== Data for this task ==

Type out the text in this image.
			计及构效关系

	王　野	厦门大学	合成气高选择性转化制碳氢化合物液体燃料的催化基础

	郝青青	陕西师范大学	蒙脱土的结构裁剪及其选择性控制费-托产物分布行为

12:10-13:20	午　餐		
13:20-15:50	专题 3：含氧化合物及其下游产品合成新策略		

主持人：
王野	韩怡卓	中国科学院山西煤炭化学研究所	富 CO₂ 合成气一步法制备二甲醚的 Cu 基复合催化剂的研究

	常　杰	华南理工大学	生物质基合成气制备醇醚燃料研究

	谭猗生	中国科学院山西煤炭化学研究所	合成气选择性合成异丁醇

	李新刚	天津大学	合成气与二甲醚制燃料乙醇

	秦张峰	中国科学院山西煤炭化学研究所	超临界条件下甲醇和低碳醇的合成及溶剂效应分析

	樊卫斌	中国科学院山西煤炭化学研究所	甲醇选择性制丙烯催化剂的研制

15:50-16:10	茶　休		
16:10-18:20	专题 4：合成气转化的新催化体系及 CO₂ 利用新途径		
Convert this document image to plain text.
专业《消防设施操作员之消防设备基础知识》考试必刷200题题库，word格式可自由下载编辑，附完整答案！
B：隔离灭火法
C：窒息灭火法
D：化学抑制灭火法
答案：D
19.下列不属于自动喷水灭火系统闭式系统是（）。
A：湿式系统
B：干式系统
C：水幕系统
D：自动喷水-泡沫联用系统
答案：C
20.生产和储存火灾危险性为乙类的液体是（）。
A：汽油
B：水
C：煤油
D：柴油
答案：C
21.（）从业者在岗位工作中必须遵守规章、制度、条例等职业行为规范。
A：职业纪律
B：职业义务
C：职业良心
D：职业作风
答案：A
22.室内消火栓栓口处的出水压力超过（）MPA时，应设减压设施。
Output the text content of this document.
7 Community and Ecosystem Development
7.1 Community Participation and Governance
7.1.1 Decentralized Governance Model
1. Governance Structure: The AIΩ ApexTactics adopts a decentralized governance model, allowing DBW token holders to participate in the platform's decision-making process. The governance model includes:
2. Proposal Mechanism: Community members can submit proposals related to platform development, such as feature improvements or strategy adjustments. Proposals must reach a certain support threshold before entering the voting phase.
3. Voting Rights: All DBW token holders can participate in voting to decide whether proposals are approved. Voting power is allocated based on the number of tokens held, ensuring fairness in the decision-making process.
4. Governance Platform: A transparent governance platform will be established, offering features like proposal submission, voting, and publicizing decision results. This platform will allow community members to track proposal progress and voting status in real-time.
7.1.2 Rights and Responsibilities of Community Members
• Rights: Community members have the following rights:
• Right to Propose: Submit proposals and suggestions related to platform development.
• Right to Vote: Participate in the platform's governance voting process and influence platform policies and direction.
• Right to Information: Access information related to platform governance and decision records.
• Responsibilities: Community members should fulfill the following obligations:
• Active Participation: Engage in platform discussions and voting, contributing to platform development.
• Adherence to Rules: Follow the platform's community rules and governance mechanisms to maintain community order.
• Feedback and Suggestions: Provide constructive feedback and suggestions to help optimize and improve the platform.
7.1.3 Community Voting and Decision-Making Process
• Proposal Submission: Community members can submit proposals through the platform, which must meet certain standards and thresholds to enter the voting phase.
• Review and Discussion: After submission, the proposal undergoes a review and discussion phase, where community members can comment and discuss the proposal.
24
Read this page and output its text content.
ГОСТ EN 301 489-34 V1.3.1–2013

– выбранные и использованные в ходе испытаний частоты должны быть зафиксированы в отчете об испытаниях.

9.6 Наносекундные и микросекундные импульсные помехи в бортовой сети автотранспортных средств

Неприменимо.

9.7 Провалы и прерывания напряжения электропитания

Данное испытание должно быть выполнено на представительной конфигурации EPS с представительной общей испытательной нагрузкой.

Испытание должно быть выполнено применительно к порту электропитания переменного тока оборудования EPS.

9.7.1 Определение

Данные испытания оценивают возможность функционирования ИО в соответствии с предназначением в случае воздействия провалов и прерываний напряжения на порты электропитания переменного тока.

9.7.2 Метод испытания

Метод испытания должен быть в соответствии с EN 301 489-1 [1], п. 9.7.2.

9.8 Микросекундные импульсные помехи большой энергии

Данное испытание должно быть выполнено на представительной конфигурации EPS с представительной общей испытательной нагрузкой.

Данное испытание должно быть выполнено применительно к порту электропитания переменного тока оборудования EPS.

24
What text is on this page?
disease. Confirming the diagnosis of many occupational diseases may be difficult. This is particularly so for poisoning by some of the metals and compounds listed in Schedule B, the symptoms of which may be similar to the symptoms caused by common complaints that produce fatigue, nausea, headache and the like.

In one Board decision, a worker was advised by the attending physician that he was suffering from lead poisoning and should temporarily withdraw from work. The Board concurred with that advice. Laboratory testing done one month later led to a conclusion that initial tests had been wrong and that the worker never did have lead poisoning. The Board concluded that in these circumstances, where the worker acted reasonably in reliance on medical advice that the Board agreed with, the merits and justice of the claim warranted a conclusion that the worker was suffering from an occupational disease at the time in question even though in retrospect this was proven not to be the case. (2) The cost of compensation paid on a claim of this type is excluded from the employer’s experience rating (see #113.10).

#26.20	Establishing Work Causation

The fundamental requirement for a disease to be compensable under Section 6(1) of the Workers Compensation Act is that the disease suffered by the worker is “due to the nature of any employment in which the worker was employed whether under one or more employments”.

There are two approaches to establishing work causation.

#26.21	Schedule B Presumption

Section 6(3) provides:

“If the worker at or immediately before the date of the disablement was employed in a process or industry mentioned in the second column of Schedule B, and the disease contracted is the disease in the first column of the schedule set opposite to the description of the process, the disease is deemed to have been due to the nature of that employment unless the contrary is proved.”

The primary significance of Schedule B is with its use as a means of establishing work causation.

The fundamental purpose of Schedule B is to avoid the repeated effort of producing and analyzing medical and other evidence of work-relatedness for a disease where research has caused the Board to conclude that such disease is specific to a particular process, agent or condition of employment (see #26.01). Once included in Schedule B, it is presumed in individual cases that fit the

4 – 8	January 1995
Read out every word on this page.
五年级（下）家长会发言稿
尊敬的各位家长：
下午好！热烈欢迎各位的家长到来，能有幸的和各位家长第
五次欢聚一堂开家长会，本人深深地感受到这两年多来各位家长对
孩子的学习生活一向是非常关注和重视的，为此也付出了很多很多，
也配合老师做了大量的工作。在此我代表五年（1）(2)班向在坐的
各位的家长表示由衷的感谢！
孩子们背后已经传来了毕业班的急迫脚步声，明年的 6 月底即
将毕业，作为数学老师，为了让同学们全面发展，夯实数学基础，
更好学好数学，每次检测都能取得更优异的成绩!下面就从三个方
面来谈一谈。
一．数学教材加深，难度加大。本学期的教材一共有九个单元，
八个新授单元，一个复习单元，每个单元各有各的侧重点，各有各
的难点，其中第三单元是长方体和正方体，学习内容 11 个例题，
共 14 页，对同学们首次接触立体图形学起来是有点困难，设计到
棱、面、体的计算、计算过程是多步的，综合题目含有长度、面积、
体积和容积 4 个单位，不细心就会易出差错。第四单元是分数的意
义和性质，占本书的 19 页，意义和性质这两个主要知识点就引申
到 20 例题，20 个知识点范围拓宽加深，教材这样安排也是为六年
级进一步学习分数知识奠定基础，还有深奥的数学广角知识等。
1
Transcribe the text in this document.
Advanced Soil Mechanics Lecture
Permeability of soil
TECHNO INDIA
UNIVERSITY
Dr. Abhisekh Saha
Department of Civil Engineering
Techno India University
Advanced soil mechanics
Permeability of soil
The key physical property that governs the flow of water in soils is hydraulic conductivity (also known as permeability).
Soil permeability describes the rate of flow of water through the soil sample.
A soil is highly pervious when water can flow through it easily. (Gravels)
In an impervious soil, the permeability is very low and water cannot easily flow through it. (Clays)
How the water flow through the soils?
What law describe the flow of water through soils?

===

Each line above is to be repeated exactly.

Type out the text in this image.
			计及构效关系

	王　野	厦门大学	合成气高选择性转化制碳氢化合物液体燃料的催化基础

	郝青青	陕西师范大学	蒙脱土的结构裁剪及其选择性控制费-托产物分布行为

12:10-13:20	午　餐		
13:20-15:50	专题 3：含氧化合物及其下游产品合成新策略		

主持人：
王野	韩怡卓	中国科学院山西煤炭化学研究所	富 CO₂ 合成气一步法制备二甲醚的 Cu 基复合催化剂的研究

	常　杰	华南理工大学	生物质基合成气制备醇醚燃料研究

	谭猗生	中国科学院山西煤炭化学研究所	合成气选择性合成异丁醇

	李新刚	天津大学	合成气与二甲醚制燃料乙醇

	秦张峰	中国科学院山西煤炭化学研究所	超临界条件下甲醇和低碳醇的合成及溶剂效应分析

	樊卫斌	中国科学院山西煤炭化学研究所	甲醇选择性制丙烯催化剂的研制

15:50-16:10	茶　休		
16:10-18:20	专题 4：合成气转化的新催化体系及 CO₂ 利用新途径		
Convert this document image to plain text.
专业《消防设施操作员之消防设备基础知识》考试必刷200题题库，word格式可自由下载编辑，附完整答案！
B：隔离灭火法
C：窒息灭火法
D：化学抑制灭火法
答案：D
19.下列不属于自动喷水灭火系统闭式系统是（）。
A：湿式系统
B：干式系统
C：水幕系统
D：自动喷水-泡沫联用系统
答案：C
20.生产和储存火灾危险性为乙类的液体是（）。
A：汽油
B：水
C：煤油
D：柴油
答案：C
21.（）从业者在岗位工作中必须遵守规章、制度、条例等职业行为规范。
A：职业纪律
B：职业义务
C：职业良心
D：职业作风
答案：A
22.室内消火栓栓口处的出水压力超过（）MPA时，应设减压设施。
Output the text content of this document.
7 Community and Ecosystem Development
7.1 Community Participation and Governance
7.1.1 Decentralized Governance Model
1. Governance Structure: The AIΩ ApexTactics adopts a decentralized governance model, allowing DBW token holders to participate in the platform's decision-making process. The governance model includes:
2. Proposal Mechanism: Community members can submit proposals related to platform development, such as feature improvements or strategy adjustments. Proposals must reach a certain support threshold before entering the voting phase.
3. Voting Rights: All DBW token holders can participate in voting to decide whether proposals are approved. Voting power is allocated based on the number of tokens held, ensuring fairness in the decision-making process.
4. Governance Platform: A transparent governance platform will be established, offering features like proposal submission, voting, and publicizing decision results. This platform will allow community members to track proposal progress and voting status in real-time.
7.1.2 Rights and Responsibilities of Community Members
• Rights: Community members have the following rights:
• Right to Propose: Submit proposals and suggestions related to platform development.
• Right to Vote: Participate in the platform's governance voting process and influence platform policies and direction.
• Right to Information: Access information related to platform governance and decision records.
• Responsibilities: Community members should fulfill the following obligations:
• Active Participation: Engage in platform discussions and voting, contributing to platform development.
• Adherence to Rules: Follow the platform's community rules and governance mechanisms to maintain community order.
• Feedback and Suggestions: Provide constructive feedback and suggestions to help optimize and improve the platform.
7.1.3 Community Voting and Decision-Making Process
• Proposal Submission: Community members can submit proposals through the platform, which must meet certain standards and thresholds to enter the voting phase.
• Review and Discussion: After submission, the proposal undergoes a review and discussion phase, where community members can comment and discuss the proposal.
24
Read this page and output its text content.
ГОСТ EN 301 489-34 V1.3.1–2013

– выбранные и использованные в ходе испытаний частоты должны быть зафиксированы в отчете об испытаниях.

9.6 Наносекундные и микросекундные импульсные помехи в бортовой сети автотранспортных средств

Неприменимо.

9.7 Провалы и прерывания напряжения электропитания

Данное испытание должно быть выполнено на представительной конфигурации EPS с представительной общей испытательной нагрузкой.

Испытание должно быть выполнено применительно к порту электропитания переменного тока оборудования EPS.

9.7.1 Определение

Данные испытания оценивают возможность функционирования ИО в соответствии с предназначением в случае воздействия провалов и прерываний напряжения на порты электропитания переменного тока.

9.7.2 Метод испытания

Метод испытания должен быть в соответствии с EN 301 489-1 [1], п. 9.7.2.

9.8 Микросекундные импульсные помехи большой энергии

Данное испытание должно быть выполнено на представительной конфигурации EPS с представительной общей испытательной нагрузкой.

Данное испытание должно быть выполнено применительно к порту электропитания переменного тока оборудования EPS.

24
What text is on this page?
disease. Confirming the diagnosis of many occupational diseases may be difficult. This is particularly so for poisoning by some of the metals and compounds listed in Schedule B, the symptoms of which may be similar to the symptoms caused by common complaints that produce fatigue, nausea, headache and the like.

In one Board decision, a worker was advised by the attending physician that he was suffering from lead poisoning and should temporarily withdraw from work. The Board concurred with that advice. Laboratory testing done one month later led to a conclusion that initial tests had been wrong and that the worker never did have lead poisoning. The Board concluded that in these circumstances, where the worker acted reasonably in reliance on medical advice that the Board agreed with, the merits and justice of the claim warranted a conclusion that the worker was suffering from an occupational disease at the time in question even though in retrospect this was proven not to be the case. (2) The cost of compensation paid on a claim of this type is excluded from the employer’s experience rating (see #113.10).

#26.20	Establishing Work Causation

The fundamental requirement for a disease to be compensable under Section 6(1) of the Workers Compensation Act is that the disease suffered by the worker is “due to the nature of any employment in which the worker was employed whether under one or more employments”.

There are two approaches to establishing work causation.

#26.21	Schedule B Presumption

Section 6(3) provides:

“If the worker at or immediately before the date of the disablement was employed in a process or industry mentioned in the second column of Schedule B, and the disease contracted is the disease in the first column of the schedule set opposite to the description of the process, the disease is deemed to have been due to the nature of that employment unless the contrary is proved.”

The primary significance of Schedule B is with its use as a means of establishing work causation.

The fundamental purpose of Schedule B is to avoid the repeated effort of producing and analyzing medical and other evidence of work-relatedness for a disease where research has caused the Board to conclude that such disease is specific to a particular process, agent or condition of employment (see #26.01). Once included in Schedule B, it is presumed in individual cases that fit the

4 – 8	January 1995
Read out every word on this page.
五年级（下）家长会发言稿
尊敬的各位家长：
下午好！热烈欢迎各位的家长到来，能有幸的和各位家长第
五次欢聚一堂开家长会，本人深深地感受到这两年多来各位家长对
孩子的学习生活一向是非常关注和重视的，为此也付出了很多很多，
也配合老师做了大量的工作。在此我代表五年（1）(2)班向在坐的
各位的家长表示由衷的感谢！
孩子们背后已经传来了毕业班的急迫脚步声，明年的 6 月底即
将毕业，作为数学老师，为了让同学们全面发展，夯实数学基础，
更好学好数学，每次检测都能取得更优异的成绩!下面就从三个方
面来谈一谈。
一．数学教材加深，难度加大。本学期的教材一共有九个单元，
八个新授单元，一个复习单元，每个单元各有各的侧重点，各有各
的难点，其中第三单元是长方体和正方体，学习内容 11 个例题，
共 14 页，对同学们首次接触立体图形学起来是有点困难，设计到
棱、面、体的计算、计算过程是多步的，综合题目含有长度、面积、
体积和容积 4 个单位，不细心就会易出差错。第四单元是分数的意
义和性质，占本书的 19 页，意义和性质这两个主要知识点就引申
到 20 例题，20 个知识点范围拓宽加深，教材这样安排也是为六年
级进一步学习分数知识奠定基础，还有深奥的数学广角知识等。
1
Transcribe the text in this document.
Advanced Soil Mechanics Lecture
Permeability of soil
TECHNO INDIA
UNIVERSITY
Dr. Abhisekh Saha
Department of Civil Engineering
Techno India University
Advanced soil mechanics
Permeability of soil
The key physical property that governs the flow of water in soils is hydraulic conductivity (also known as permeability).
Soil permeability describes the rate of flow of water through the soil sample.
A soil is highly pervious when water can flow through it easily. (Gravels)
In an impervious soil, the permeability is very low and water cannot easily flow through it. (Clays)
How the water flow through the soils?
What law describe the flow of water through soils?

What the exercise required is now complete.